What is needed:
Write out exactly the lines from the one with "Convert this screenshot" through the last line. Pictures stay out.

>> begin Excerpted records

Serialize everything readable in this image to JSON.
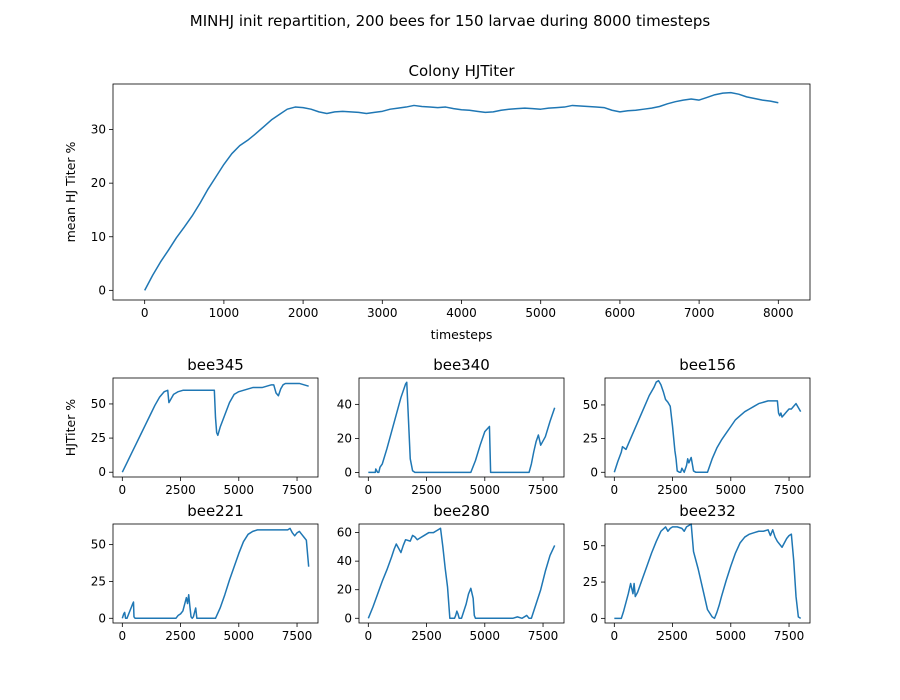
{
  "figure_title": "MINHJ init repartition, 200 bees for 150 larvae during 8000 timesteps",
  "chart_data": [
    {
      "id": "colony",
      "type": "line",
      "title": "Colony HJTiter",
      "xlabel": "timesteps",
      "ylabel": "mean HJ Titer %",
      "xlim": [
        -400,
        8400
      ],
      "ylim": [
        -1.8,
        38.5
      ],
      "xticks": [
        0,
        1000,
        2000,
        3000,
        4000,
        5000,
        6000,
        7000,
        8000
      ],
      "yticks": [
        0,
        10,
        20,
        30
      ],
      "color": "#1f77b4",
      "grid": false,
      "series": [
        {
          "x": [
            0,
            100,
            200,
            300,
            400,
            500,
            600,
            700,
            800,
            900,
            1000,
            1100,
            1200,
            1300,
            1400,
            1500,
            1600,
            1700,
            1800,
            1900,
            2000,
            2100,
            2200,
            2300,
            2400,
            2500,
            2600,
            2700,
            2800,
            2900,
            3000,
            3100,
            3200,
            3300,
            3400,
            3500,
            3600,
            3700,
            3800,
            3900,
            4000,
            4100,
            4200,
            4300,
            4400,
            4500,
            4600,
            4700,
            4800,
            4900,
            5000,
            5100,
            5200,
            5300,
            5400,
            5500,
            5600,
            5700,
            5800,
            5900,
            6000,
            6100,
            6200,
            6300,
            6400,
            6500,
            6600,
            6700,
            6800,
            6900,
            7000,
            7100,
            7200,
            7300,
            7400,
            7500,
            7600,
            7700,
            7800,
            7900,
            8000
          ],
          "y": [
            0,
            2.8,
            5.3,
            7.5,
            9.8,
            11.8,
            13.9,
            16.3,
            18.9,
            21.2,
            23.5,
            25.5,
            27,
            28,
            29.2,
            30.5,
            31.8,
            32.8,
            33.8,
            34.2,
            34.1,
            33.8,
            33.3,
            33,
            33.3,
            33.4,
            33.3,
            33.2,
            33,
            33.2,
            33.4,
            33.8,
            34,
            34.2,
            34.5,
            34.3,
            34.2,
            34.1,
            34.2,
            33.9,
            33.7,
            33.6,
            33.4,
            33.2,
            33.3,
            33.6,
            33.8,
            33.9,
            34,
            33.9,
            33.8,
            34,
            34.1,
            34.2,
            34.5,
            34.4,
            34.3,
            34.2,
            34.1,
            33.6,
            33.3,
            33.5,
            33.6,
            33.8,
            34,
            34.3,
            34.8,
            35.2,
            35.5,
            35.7,
            35.5,
            36,
            36.5,
            36.8,
            36.9,
            36.6,
            36.1,
            35.8,
            35.5,
            35.3,
            35
          ]
        }
      ]
    },
    {
      "id": "bee345",
      "type": "line",
      "title": "bee345",
      "ylabel": "HJTiter %",
      "xlim": [
        -400,
        8400
      ],
      "ylim": [
        -3.5,
        69
      ],
      "xticks": [
        0,
        2500,
        5000,
        7500
      ],
      "yticks": [
        0,
        25,
        50
      ],
      "color": "#1f77b4",
      "series": [
        {
          "x": [
            0,
            200,
            400,
            600,
            800,
            1000,
            1200,
            1400,
            1600,
            1800,
            1950,
            2000,
            2100,
            2200,
            2400,
            2600,
            2800,
            3000,
            3200,
            3400,
            3600,
            3800,
            3950,
            4000,
            4050,
            4100,
            4200,
            4400,
            4600,
            4800,
            5000,
            5200,
            5400,
            5600,
            5800,
            6000,
            6200,
            6400,
            6500,
            6600,
            6700,
            6800,
            6900,
            7000,
            7200,
            7400,
            7600,
            7800,
            8000
          ],
          "y": [
            0,
            7,
            14,
            21,
            28,
            35,
            42,
            49,
            55,
            59,
            60,
            51,
            54,
            57,
            59,
            60,
            60,
            60,
            60,
            60,
            60,
            60,
            60,
            40,
            29,
            27,
            33,
            42,
            51,
            57,
            59,
            60,
            61,
            62,
            62,
            62,
            63,
            64,
            64,
            58,
            56,
            61,
            64,
            65,
            65,
            65,
            65,
            64,
            63
          ]
        }
      ]
    },
    {
      "id": "bee340",
      "type": "line",
      "title": "bee340",
      "xlim": [
        -400,
        8400
      ],
      "ylim": [
        -2.7,
        55.5
      ],
      "xticks": [
        0,
        2500,
        5000,
        7500
      ],
      "yticks": [
        0,
        20,
        40
      ],
      "color": "#1f77b4",
      "series": [
        {
          "x": [
            0,
            300,
            320,
            400,
            450,
            500,
            600,
            800,
            1000,
            1200,
            1400,
            1600,
            1650,
            1800,
            1900,
            2000,
            2200,
            2400,
            2600,
            2800,
            3000,
            3200,
            3400,
            3600,
            3800,
            4000,
            4200,
            4400,
            4600,
            4800,
            5000,
            5200,
            5250,
            5400,
            5600,
            5800,
            6000,
            6200,
            6400,
            6600,
            6800,
            6900,
            7000,
            7100,
            7200,
            7300,
            7400,
            7600,
            7800,
            8000
          ],
          "y": [
            0,
            0,
            2,
            0,
            0,
            3,
            5,
            14,
            24,
            34,
            44,
            52,
            53,
            8,
            1,
            0,
            0,
            0,
            0,
            0,
            0,
            0,
            0,
            0,
            0,
            0,
            0,
            0,
            7,
            16,
            24,
            27,
            0,
            0,
            0,
            0,
            0,
            0,
            0,
            0,
            0,
            0,
            5,
            12,
            18,
            22,
            16,
            21,
            30,
            38
          ]
        }
      ]
    },
    {
      "id": "bee156",
      "type": "line",
      "title": "bee156",
      "xlim": [
        -400,
        8400
      ],
      "ylim": [
        -3.5,
        70
      ],
      "xticks": [
        0,
        2500,
        5000,
        7500
      ],
      "yticks": [
        0,
        25,
        50
      ],
      "color": "#1f77b4",
      "series": [
        {
          "x": [
            0,
            150,
            300,
            350,
            500,
            700,
            900,
            1100,
            1300,
            1500,
            1700,
            1800,
            1900,
            2000,
            2100,
            2200,
            2300,
            2400,
            2500,
            2600,
            2650,
            2700,
            2800,
            2850,
            2900,
            3000,
            3100,
            3150,
            3200,
            3300,
            3400,
            3500,
            3600,
            3700,
            3800,
            3900,
            4000,
            4200,
            4400,
            4600,
            4800,
            5000,
            5200,
            5400,
            5600,
            5800,
            6000,
            6200,
            6400,
            6600,
            6800,
            7000,
            7050,
            7100,
            7150,
            7200,
            7300,
            7400,
            7500,
            7600,
            7700,
            7800,
            7900,
            8000
          ],
          "y": [
            0,
            8,
            15,
            19,
            17,
            25,
            33,
            41,
            49,
            57,
            63,
            67,
            68,
            65,
            60,
            54,
            52,
            49,
            34,
            16,
            10,
            1,
            0,
            0,
            3,
            0,
            5,
            10,
            7,
            11,
            1,
            0,
            0,
            0,
            0,
            0,
            0,
            10,
            18,
            24,
            29,
            34,
            39,
            42,
            45,
            47,
            49,
            51,
            52,
            53,
            53,
            53,
            44,
            42,
            44,
            41,
            43,
            45,
            47,
            47,
            49,
            51,
            48,
            45
          ]
        }
      ]
    },
    {
      "id": "bee221",
      "type": "line",
      "title": "bee221",
      "xlim": [
        -400,
        8400
      ],
      "ylim": [
        -3.2,
        64
      ],
      "xticks": [
        0,
        2500,
        5000,
        7500
      ],
      "yticks": [
        0,
        25,
        50
      ],
      "color": "#1f77b4",
      "series": [
        {
          "x": [
            0,
            60,
            100,
            140,
            200,
            300,
            400,
            450,
            480,
            500,
            550,
            600,
            1000,
            1500,
            2000,
            2300,
            2400,
            2500,
            2600,
            2700,
            2750,
            2800,
            2850,
            2900,
            2950,
            3000,
            3050,
            3100,
            3150,
            3200,
            3300,
            3400,
            3600,
            3800,
            4000,
            4200,
            4400,
            4600,
            4800,
            5000,
            5200,
            5400,
            5600,
            5800,
            6000,
            6200,
            6400,
            6600,
            6800,
            7000,
            7100,
            7200,
            7300,
            7400,
            7500,
            7600,
            7700,
            7800,
            7900,
            8000
          ],
          "y": [
            0,
            3,
            4,
            0,
            0,
            4,
            8,
            10,
            11,
            1,
            0,
            0,
            0,
            0,
            0,
            0,
            2,
            3,
            5,
            11,
            14,
            10,
            16,
            8,
            1,
            0,
            1,
            4,
            7,
            0,
            0,
            0,
            0,
            0,
            0,
            7,
            16,
            26,
            35,
            44,
            52,
            57,
            59,
            60,
            60,
            60,
            60,
            60,
            60,
            60,
            60,
            61,
            58,
            56,
            58,
            59,
            57,
            55,
            53,
            35
          ]
        }
      ]
    },
    {
      "id": "bee280",
      "type": "line",
      "title": "bee280",
      "xlim": [
        -400,
        8400
      ],
      "ylim": [
        -3.3,
        66
      ],
      "xticks": [
        0,
        2500,
        5000,
        7500
      ],
      "yticks": [
        0,
        20,
        40,
        60
      ],
      "ytick_labels": [
        "0",
        "20",
        "40",
        "60"
      ],
      "color": "#1f77b4",
      "series": [
        {
          "x": [
            0,
            200,
            400,
            600,
            800,
            1000,
            1100,
            1200,
            1300,
            1400,
            1500,
            1600,
            1800,
            1900,
            2000,
            2100,
            2200,
            2400,
            2600,
            2800,
            2900,
            3000,
            3100,
            3200,
            3300,
            3400,
            3500,
            3600,
            3700,
            3750,
            3800,
            3850,
            3900,
            4000,
            4200,
            4300,
            4400,
            4500,
            4550,
            4600,
            4700,
            4800,
            5000,
            5200,
            5400,
            5600,
            5800,
            6000,
            6200,
            6400,
            6600,
            6800,
            6900,
            7000,
            7200,
            7400,
            7600,
            7800,
            8000
          ],
          "y": [
            0,
            8,
            17,
            26,
            34,
            43,
            48,
            52,
            49,
            46,
            51,
            55,
            54,
            58,
            57,
            55,
            56,
            58,
            60,
            60,
            61,
            62,
            63,
            50,
            35,
            22,
            0,
            0,
            0,
            2,
            5,
            3,
            0,
            0,
            10,
            17,
            21,
            14,
            2,
            0,
            0,
            0,
            0,
            0,
            0,
            0,
            0,
            0,
            0,
            1,
            0,
            2,
            0,
            0,
            10,
            20,
            33,
            44,
            51
          ]
        }
      ]
    },
    {
      "id": "bee232",
      "type": "line",
      "title": "bee232",
      "xlim": [
        -400,
        8400
      ],
      "ylim": [
        -3.2,
        65
      ],
      "xticks": [
        0,
        2500,
        5000,
        7500
      ],
      "yticks": [
        0,
        25,
        50
      ],
      "color": "#1f77b4",
      "series": [
        {
          "x": [
            0,
            100,
            300,
            400,
            500,
            600,
            700,
            800,
            850,
            900,
            1000,
            1200,
            1400,
            1600,
            1800,
            2000,
            2200,
            2300,
            2400,
            2500,
            2700,
            2900,
            3000,
            3100,
            3200,
            3300,
            3400,
            3600,
            3800,
            4000,
            4200,
            4300,
            4400,
            4500,
            4600,
            4800,
            5000,
            5200,
            5400,
            5600,
            5800,
            6000,
            6200,
            6400,
            6600,
            6700,
            6800,
            6900,
            7000,
            7200,
            7400,
            7500,
            7600,
            7700,
            7800,
            7900,
            8000
          ],
          "y": [
            0,
            0,
            0,
            5,
            11,
            17,
            24,
            17,
            24,
            15,
            18,
            27,
            36,
            45,
            53,
            60,
            63,
            60,
            62,
            63,
            63,
            62,
            60,
            63,
            64,
            65,
            46,
            34,
            20,
            6,
            1,
            0,
            4,
            9,
            15,
            26,
            36,
            45,
            52,
            56,
            58,
            59,
            60,
            60,
            61,
            57,
            61,
            56,
            53,
            49,
            55,
            57,
            58,
            40,
            15,
            1,
            0
          ]
        }
      ]
    }
  ]
}
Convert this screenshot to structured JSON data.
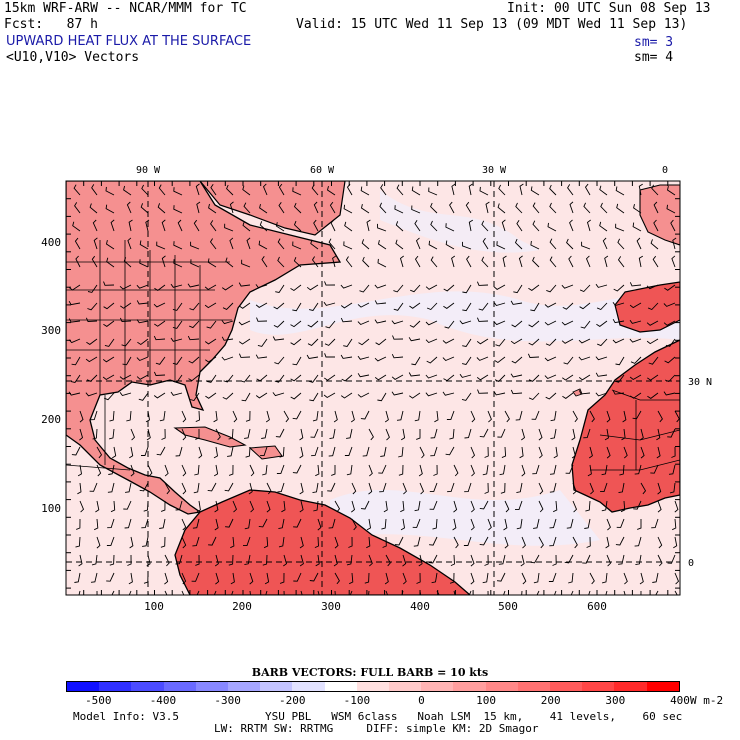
{
  "header": {
    "model_title": "15km WRF-ARW -- NCAR/MMM for TC",
    "init": "Init: 00 UTC Sun 08 Sep 13",
    "fcst": "Fcst:   87 h",
    "valid": "Valid: 15 UTC Wed 11 Sep 13 (09 MDT Wed 11 Sep 13)",
    "field_name": "UPWARD HEAT FLUX AT THE SURFACE",
    "field_sm": "sm= 3",
    "vector_name": "<U10,V10> Vectors",
    "vector_sm": "sm= 4"
  },
  "map": {
    "top_lon_labels": [
      "90 W",
      "60 W",
      "30 W",
      "0"
    ],
    "left_ticks": [
      "400",
      "300",
      "200",
      "100"
    ],
    "bottom_ticks": [
      "100",
      "200",
      "300",
      "400",
      "500",
      "600"
    ],
    "right_lat_labels": [
      "30 N",
      "0"
    ],
    "colors": {
      "land_strong": "#ef5555",
      "land": "#f59090",
      "ocean": "#fde6e6",
      "ocean_cool": "#eef0ff",
      "coast": "#000000"
    }
  },
  "legend": {
    "barb_title": "BARB VECTORS:  FULL BARB = 10 kts",
    "colors": [
      "#1010ff",
      "#3030ff",
      "#4c4cff",
      "#6a6aff",
      "#8888ff",
      "#a6a6ff",
      "#c4c4ff",
      "#e2e2ff",
      "#ffffff",
      "#ffe0e0",
      "#ffcaca",
      "#ffb4b4",
      "#ff9e9e",
      "#ff8888",
      "#ff7272",
      "#ff5c5c",
      "#ff4646",
      "#ff2a2a",
      "#ff0000"
    ],
    "labels": [
      "-500",
      "-400",
      "-300",
      "-200",
      "-100",
      "0",
      "100",
      "200",
      "300",
      "400"
    ],
    "unit": "W m-2"
  },
  "footer": {
    "model_info": "Model Info: V3.5",
    "physics1": "YSU PBL   WSM 6class   Noah LSM  15 km,    41 levels,    60 sec",
    "physics2": "LW: RRTM SW: RRTMG     DIFF: simple KM: 2D Smagor"
  }
}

>> end Excerpted records

Complete output:
Convert this screenshot to structured JSON data.
{
  "header": {
    "model_title": "15km WRF-ARW -- NCAR/MMM for TC",
    "init": "Init: 00 UTC Sun 08 Sep 13",
    "fcst": "Fcst:   87 h",
    "valid": "Valid: 15 UTC Wed 11 Sep 13 (09 MDT Wed 11 Sep 13)",
    "field_name": "UPWARD HEAT FLUX AT THE SURFACE",
    "field_sm": "sm= 3",
    "vector_name": "<U10,V10> Vectors",
    "vector_sm": "sm= 4"
  },
  "map": {
    "top_lon_labels": [
      "90 W",
      "60 W",
      "30 W",
      "0"
    ],
    "left_ticks": [
      "400",
      "300",
      "200",
      "100"
    ],
    "bottom_ticks": [
      "100",
      "200",
      "300",
      "400",
      "500",
      "600"
    ],
    "right_lat_labels": [
      "30 N",
      "0"
    ],
    "colors": {
      "land_strong": "#ef5555",
      "land": "#f59090",
      "ocean": "#fde6e6",
      "ocean_cool": "#eef0ff",
      "coast": "#000000"
    }
  },
  "legend": {
    "barb_title": "BARB VECTORS:  FULL BARB = 10 kts",
    "colors": [
      "#1010ff",
      "#3030ff",
      "#4c4cff",
      "#6a6aff",
      "#8888ff",
      "#a6a6ff",
      "#c4c4ff",
      "#e2e2ff",
      "#ffffff",
      "#ffe0e0",
      "#ffcaca",
      "#ffb4b4",
      "#ff9e9e",
      "#ff8888",
      "#ff7272",
      "#ff5c5c",
      "#ff4646",
      "#ff2a2a",
      "#ff0000"
    ],
    "labels": [
      "-500",
      "-400",
      "-300",
      "-200",
      "-100",
      "0",
      "100",
      "200",
      "300",
      "400"
    ],
    "unit": "W m-2"
  },
  "footer": {
    "model_info": "Model Info: V3.5",
    "physics1": "YSU PBL   WSM 6class   Noah LSM  15 km,    41 levels,    60 sec",
    "physics2": "LW: RRTM SW: RRTMG     DIFF: simple KM: 2D Smagor"
  }
}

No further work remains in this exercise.